==== Listed records
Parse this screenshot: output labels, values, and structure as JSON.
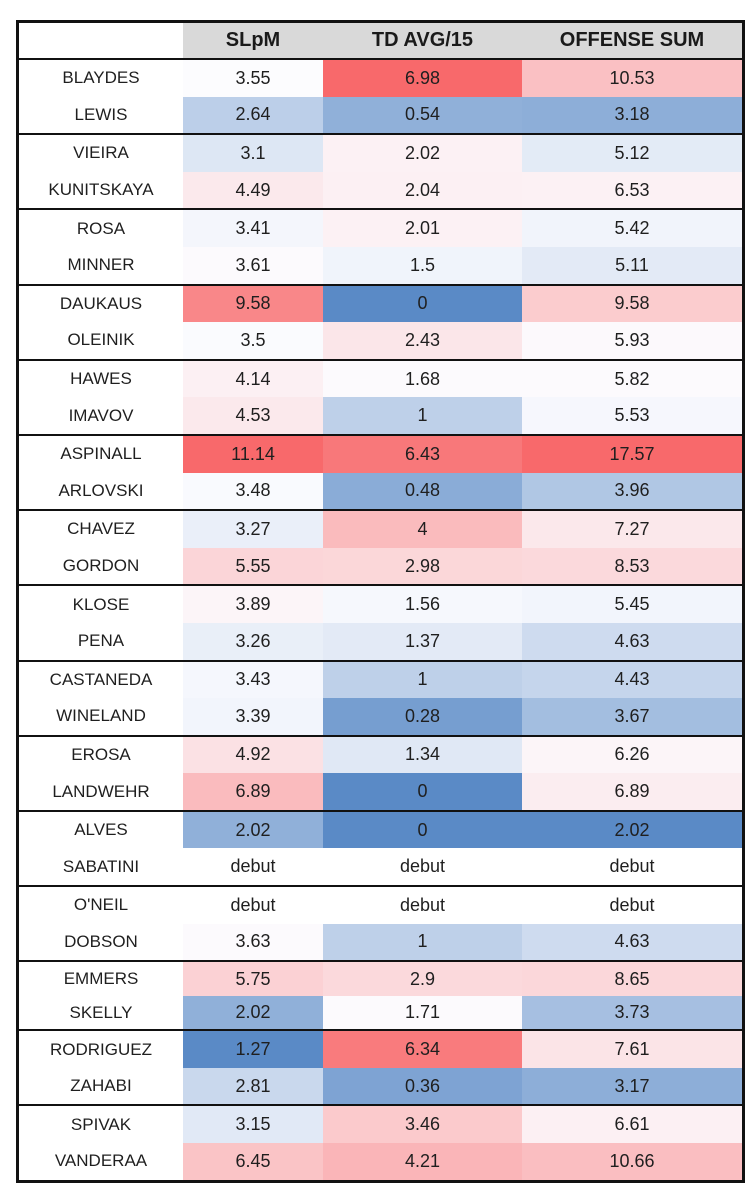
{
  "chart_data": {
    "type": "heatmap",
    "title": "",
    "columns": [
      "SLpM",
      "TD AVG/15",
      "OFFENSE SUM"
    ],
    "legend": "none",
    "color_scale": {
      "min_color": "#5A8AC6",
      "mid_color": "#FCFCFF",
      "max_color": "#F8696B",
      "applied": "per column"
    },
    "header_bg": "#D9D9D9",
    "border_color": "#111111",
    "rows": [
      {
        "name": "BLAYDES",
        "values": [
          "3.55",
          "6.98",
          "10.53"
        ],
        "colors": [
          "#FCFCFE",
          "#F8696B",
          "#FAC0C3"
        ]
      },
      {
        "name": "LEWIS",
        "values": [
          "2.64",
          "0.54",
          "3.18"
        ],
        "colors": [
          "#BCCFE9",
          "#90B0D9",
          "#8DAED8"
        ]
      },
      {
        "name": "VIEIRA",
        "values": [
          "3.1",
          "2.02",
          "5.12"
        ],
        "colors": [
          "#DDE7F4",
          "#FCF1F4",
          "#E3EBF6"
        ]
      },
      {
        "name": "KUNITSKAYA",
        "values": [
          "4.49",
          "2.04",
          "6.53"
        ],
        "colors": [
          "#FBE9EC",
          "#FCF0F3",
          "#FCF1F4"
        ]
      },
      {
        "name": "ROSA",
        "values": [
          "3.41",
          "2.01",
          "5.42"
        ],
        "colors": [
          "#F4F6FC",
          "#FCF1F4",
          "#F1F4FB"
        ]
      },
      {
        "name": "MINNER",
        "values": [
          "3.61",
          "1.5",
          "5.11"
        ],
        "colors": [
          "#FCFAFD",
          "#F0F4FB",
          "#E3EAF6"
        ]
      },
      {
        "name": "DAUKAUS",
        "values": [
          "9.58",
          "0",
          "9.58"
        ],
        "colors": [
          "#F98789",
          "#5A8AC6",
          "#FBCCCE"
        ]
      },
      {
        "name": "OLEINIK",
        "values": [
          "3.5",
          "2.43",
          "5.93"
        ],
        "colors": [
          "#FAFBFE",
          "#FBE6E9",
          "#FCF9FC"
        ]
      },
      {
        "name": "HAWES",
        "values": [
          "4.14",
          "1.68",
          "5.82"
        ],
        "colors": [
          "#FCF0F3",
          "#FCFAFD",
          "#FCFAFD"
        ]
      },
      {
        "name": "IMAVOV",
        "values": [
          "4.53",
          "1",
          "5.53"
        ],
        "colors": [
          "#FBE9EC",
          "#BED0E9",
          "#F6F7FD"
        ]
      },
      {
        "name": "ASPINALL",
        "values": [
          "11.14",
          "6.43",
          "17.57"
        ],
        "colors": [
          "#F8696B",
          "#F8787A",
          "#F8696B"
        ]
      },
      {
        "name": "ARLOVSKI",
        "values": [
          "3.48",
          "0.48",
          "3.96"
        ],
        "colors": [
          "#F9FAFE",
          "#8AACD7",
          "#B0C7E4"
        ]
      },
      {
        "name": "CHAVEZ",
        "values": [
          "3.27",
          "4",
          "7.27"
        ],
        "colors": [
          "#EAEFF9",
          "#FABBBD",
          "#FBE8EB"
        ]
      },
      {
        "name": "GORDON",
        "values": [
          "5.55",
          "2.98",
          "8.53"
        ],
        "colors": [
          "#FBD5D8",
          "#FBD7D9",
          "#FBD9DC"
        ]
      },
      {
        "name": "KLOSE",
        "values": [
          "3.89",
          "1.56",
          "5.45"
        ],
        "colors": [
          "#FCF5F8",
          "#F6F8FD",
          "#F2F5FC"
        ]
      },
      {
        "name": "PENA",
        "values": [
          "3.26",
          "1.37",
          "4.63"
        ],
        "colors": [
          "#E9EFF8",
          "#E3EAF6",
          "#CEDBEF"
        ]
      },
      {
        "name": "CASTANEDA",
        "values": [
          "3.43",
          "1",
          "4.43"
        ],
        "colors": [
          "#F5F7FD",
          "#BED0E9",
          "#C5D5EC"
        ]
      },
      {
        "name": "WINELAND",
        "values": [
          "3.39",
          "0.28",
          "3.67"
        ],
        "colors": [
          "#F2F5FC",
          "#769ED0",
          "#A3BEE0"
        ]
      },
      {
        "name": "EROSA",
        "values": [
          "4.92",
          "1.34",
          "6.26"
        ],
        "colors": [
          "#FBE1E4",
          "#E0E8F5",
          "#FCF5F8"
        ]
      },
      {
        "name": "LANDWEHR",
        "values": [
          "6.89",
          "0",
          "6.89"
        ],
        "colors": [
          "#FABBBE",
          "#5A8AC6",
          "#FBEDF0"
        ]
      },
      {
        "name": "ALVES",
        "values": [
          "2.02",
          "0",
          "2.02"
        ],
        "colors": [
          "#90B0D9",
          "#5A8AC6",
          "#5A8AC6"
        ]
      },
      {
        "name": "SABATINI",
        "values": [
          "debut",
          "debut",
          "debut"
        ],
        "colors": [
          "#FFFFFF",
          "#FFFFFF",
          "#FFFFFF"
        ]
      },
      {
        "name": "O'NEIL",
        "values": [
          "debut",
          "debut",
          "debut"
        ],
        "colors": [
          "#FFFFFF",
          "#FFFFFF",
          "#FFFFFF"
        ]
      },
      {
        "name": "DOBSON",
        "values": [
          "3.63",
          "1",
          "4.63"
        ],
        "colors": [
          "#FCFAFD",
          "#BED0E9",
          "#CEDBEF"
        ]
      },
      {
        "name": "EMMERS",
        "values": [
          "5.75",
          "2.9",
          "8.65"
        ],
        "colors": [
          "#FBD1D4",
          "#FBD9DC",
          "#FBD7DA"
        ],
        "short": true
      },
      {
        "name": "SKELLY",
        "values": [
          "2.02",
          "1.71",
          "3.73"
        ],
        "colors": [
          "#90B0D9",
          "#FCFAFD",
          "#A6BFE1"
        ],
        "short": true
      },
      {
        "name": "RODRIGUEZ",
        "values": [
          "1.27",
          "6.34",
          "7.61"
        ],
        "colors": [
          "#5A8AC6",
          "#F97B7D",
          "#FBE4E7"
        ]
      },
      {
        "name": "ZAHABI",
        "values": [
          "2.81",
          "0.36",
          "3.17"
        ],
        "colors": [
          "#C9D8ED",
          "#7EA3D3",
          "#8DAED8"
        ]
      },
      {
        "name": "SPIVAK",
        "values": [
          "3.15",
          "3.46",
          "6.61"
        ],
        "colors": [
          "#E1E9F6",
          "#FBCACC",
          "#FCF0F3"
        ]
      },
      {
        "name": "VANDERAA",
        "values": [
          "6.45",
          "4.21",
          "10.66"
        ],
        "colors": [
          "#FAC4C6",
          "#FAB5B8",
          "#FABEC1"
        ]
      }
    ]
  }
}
========
→ Exercise description:
All of the entries need to be transcribed word for word; pictures are left out.

→ Full response:
Parse this screenshot: output labels, values, and structure as JSON.
{
  "chart_data": {
    "type": "heatmap",
    "title": "",
    "columns": [
      "SLpM",
      "TD AVG/15",
      "OFFENSE SUM"
    ],
    "legend": "none",
    "color_scale": {
      "min_color": "#5A8AC6",
      "mid_color": "#FCFCFF",
      "max_color": "#F8696B",
      "applied": "per column"
    },
    "header_bg": "#D9D9D9",
    "border_color": "#111111",
    "rows": [
      {
        "name": "BLAYDES",
        "values": [
          "3.55",
          "6.98",
          "10.53"
        ],
        "colors": [
          "#FCFCFE",
          "#F8696B",
          "#FAC0C3"
        ]
      },
      {
        "name": "LEWIS",
        "values": [
          "2.64",
          "0.54",
          "3.18"
        ],
        "colors": [
          "#BCCFE9",
          "#90B0D9",
          "#8DAED8"
        ]
      },
      {
        "name": "VIEIRA",
        "values": [
          "3.1",
          "2.02",
          "5.12"
        ],
        "colors": [
          "#DDE7F4",
          "#FCF1F4",
          "#E3EBF6"
        ]
      },
      {
        "name": "KUNITSKAYA",
        "values": [
          "4.49",
          "2.04",
          "6.53"
        ],
        "colors": [
          "#FBE9EC",
          "#FCF0F3",
          "#FCF1F4"
        ]
      },
      {
        "name": "ROSA",
        "values": [
          "3.41",
          "2.01",
          "5.42"
        ],
        "colors": [
          "#F4F6FC",
          "#FCF1F4",
          "#F1F4FB"
        ]
      },
      {
        "name": "MINNER",
        "values": [
          "3.61",
          "1.5",
          "5.11"
        ],
        "colors": [
          "#FCFAFD",
          "#F0F4FB",
          "#E3EAF6"
        ]
      },
      {
        "name": "DAUKAUS",
        "values": [
          "9.58",
          "0",
          "9.58"
        ],
        "colors": [
          "#F98789",
          "#5A8AC6",
          "#FBCCCE"
        ]
      },
      {
        "name": "OLEINIK",
        "values": [
          "3.5",
          "2.43",
          "5.93"
        ],
        "colors": [
          "#FAFBFE",
          "#FBE6E9",
          "#FCF9FC"
        ]
      },
      {
        "name": "HAWES",
        "values": [
          "4.14",
          "1.68",
          "5.82"
        ],
        "colors": [
          "#FCF0F3",
          "#FCFAFD",
          "#FCFAFD"
        ]
      },
      {
        "name": "IMAVOV",
        "values": [
          "4.53",
          "1",
          "5.53"
        ],
        "colors": [
          "#FBE9EC",
          "#BED0E9",
          "#F6F7FD"
        ]
      },
      {
        "name": "ASPINALL",
        "values": [
          "11.14",
          "6.43",
          "17.57"
        ],
        "colors": [
          "#F8696B",
          "#F8787A",
          "#F8696B"
        ]
      },
      {
        "name": "ARLOVSKI",
        "values": [
          "3.48",
          "0.48",
          "3.96"
        ],
        "colors": [
          "#F9FAFE",
          "#8AACD7",
          "#B0C7E4"
        ]
      },
      {
        "name": "CHAVEZ",
        "values": [
          "3.27",
          "4",
          "7.27"
        ],
        "colors": [
          "#EAEFF9",
          "#FABBBD",
          "#FBE8EB"
        ]
      },
      {
        "name": "GORDON",
        "values": [
          "5.55",
          "2.98",
          "8.53"
        ],
        "colors": [
          "#FBD5D8",
          "#FBD7D9",
          "#FBD9DC"
        ]
      },
      {
        "name": "KLOSE",
        "values": [
          "3.89",
          "1.56",
          "5.45"
        ],
        "colors": [
          "#FCF5F8",
          "#F6F8FD",
          "#F2F5FC"
        ]
      },
      {
        "name": "PENA",
        "values": [
          "3.26",
          "1.37",
          "4.63"
        ],
        "colors": [
          "#E9EFF8",
          "#E3EAF6",
          "#CEDBEF"
        ]
      },
      {
        "name": "CASTANEDA",
        "values": [
          "3.43",
          "1",
          "4.43"
        ],
        "colors": [
          "#F5F7FD",
          "#BED0E9",
          "#C5D5EC"
        ]
      },
      {
        "name": "WINELAND",
        "values": [
          "3.39",
          "0.28",
          "3.67"
        ],
        "colors": [
          "#F2F5FC",
          "#769ED0",
          "#A3BEE0"
        ]
      },
      {
        "name": "EROSA",
        "values": [
          "4.92",
          "1.34",
          "6.26"
        ],
        "colors": [
          "#FBE1E4",
          "#E0E8F5",
          "#FCF5F8"
        ]
      },
      {
        "name": "LANDWEHR",
        "values": [
          "6.89",
          "0",
          "6.89"
        ],
        "colors": [
          "#FABBBE",
          "#5A8AC6",
          "#FBEDF0"
        ]
      },
      {
        "name": "ALVES",
        "values": [
          "2.02",
          "0",
          "2.02"
        ],
        "colors": [
          "#90B0D9",
          "#5A8AC6",
          "#5A8AC6"
        ]
      },
      {
        "name": "SABATINI",
        "values": [
          "debut",
          "debut",
          "debut"
        ],
        "colors": [
          "#FFFFFF",
          "#FFFFFF",
          "#FFFFFF"
        ]
      },
      {
        "name": "O'NEIL",
        "values": [
          "debut",
          "debut",
          "debut"
        ],
        "colors": [
          "#FFFFFF",
          "#FFFFFF",
          "#FFFFFF"
        ]
      },
      {
        "name": "DOBSON",
        "values": [
          "3.63",
          "1",
          "4.63"
        ],
        "colors": [
          "#FCFAFD",
          "#BED0E9",
          "#CEDBEF"
        ]
      },
      {
        "name": "EMMERS",
        "values": [
          "5.75",
          "2.9",
          "8.65"
        ],
        "colors": [
          "#FBD1D4",
          "#FBD9DC",
          "#FBD7DA"
        ],
        "short": true
      },
      {
        "name": "SKELLY",
        "values": [
          "2.02",
          "1.71",
          "3.73"
        ],
        "colors": [
          "#90B0D9",
          "#FCFAFD",
          "#A6BFE1"
        ],
        "short": true
      },
      {
        "name": "RODRIGUEZ",
        "values": [
          "1.27",
          "6.34",
          "7.61"
        ],
        "colors": [
          "#5A8AC6",
          "#F97B7D",
          "#FBE4E7"
        ]
      },
      {
        "name": "ZAHABI",
        "values": [
          "2.81",
          "0.36",
          "3.17"
        ],
        "colors": [
          "#C9D8ED",
          "#7EA3D3",
          "#8DAED8"
        ]
      },
      {
        "name": "SPIVAK",
        "values": [
          "3.15",
          "3.46",
          "6.61"
        ],
        "colors": [
          "#E1E9F6",
          "#FBCACC",
          "#FCF0F3"
        ]
      },
      {
        "name": "VANDERAA",
        "values": [
          "6.45",
          "4.21",
          "10.66"
        ],
        "colors": [
          "#FAC4C6",
          "#FAB5B8",
          "#FABEC1"
        ]
      }
    ]
  }
}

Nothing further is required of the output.